● **Task instructions**:
Exclude any images and output the remaining records exactly.

● **Supplied data**:

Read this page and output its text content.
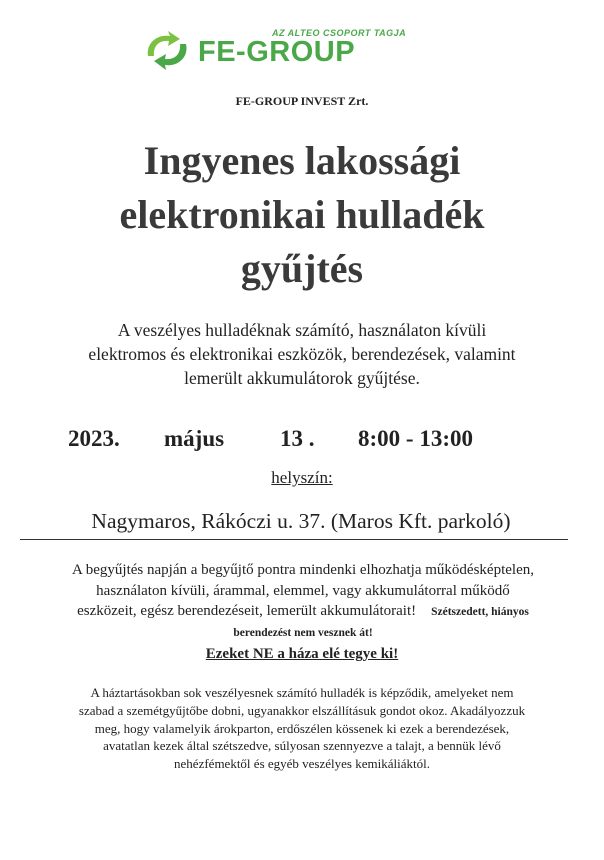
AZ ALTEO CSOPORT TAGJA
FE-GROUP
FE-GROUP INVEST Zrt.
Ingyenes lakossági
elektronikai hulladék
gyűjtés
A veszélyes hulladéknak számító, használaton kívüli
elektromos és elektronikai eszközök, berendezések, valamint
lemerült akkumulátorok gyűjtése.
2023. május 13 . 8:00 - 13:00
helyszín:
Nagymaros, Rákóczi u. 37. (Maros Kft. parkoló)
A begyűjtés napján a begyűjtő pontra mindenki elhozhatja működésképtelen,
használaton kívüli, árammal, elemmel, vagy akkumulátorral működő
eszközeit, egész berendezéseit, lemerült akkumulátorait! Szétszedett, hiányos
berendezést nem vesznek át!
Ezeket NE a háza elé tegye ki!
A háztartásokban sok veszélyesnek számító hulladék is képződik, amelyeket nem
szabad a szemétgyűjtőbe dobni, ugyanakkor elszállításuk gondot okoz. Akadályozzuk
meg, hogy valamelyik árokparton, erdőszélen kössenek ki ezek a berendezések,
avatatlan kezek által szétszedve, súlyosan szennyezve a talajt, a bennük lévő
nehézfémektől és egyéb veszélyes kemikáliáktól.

● **Answer to the task**:
Read this page and output its text content.
AZ ALTEO CSOPORT TAGJA
FE-GROUP
FE-GROUP INVEST Zrt.
Ingyenes lakossági
elektronikai hulladék
gyűjtés
A veszélyes hulladéknak számító, használaton kívüli
elektromos és elektronikai eszközök, berendezések, valamint
lemerült akkumulátorok gyűjtése.
2023. május 13 . 8:00 - 13:00
helyszín:
Nagymaros, Rákóczi u. 37. (Maros Kft. parkoló)
A begyűjtés napján a begyűjtő pontra mindenki elhozhatja működésképtelen,
használaton kívüli, árammal, elemmel, vagy akkumulátorral működő
eszközeit, egész berendezéseit, lemerült akkumulátorait! Szétszedett, hiányos
berendezést nem vesznek át!
Ezeket NE a háza elé tegye ki!
A háztartásokban sok veszélyesnek számító hulladék is képződik, amelyeket nem
szabad a szemétgyűjtőbe dobni, ugyanakkor elszállításuk gondot okoz. Akadályozzuk
meg, hogy valamelyik árokparton, erdőszélen kössenek ki ezek a berendezések,
avatatlan kezek által szétszedve, súlyosan szennyezve a talajt, a bennük lévő
nehézfémektől és egyéb veszélyes kemikáliáktól.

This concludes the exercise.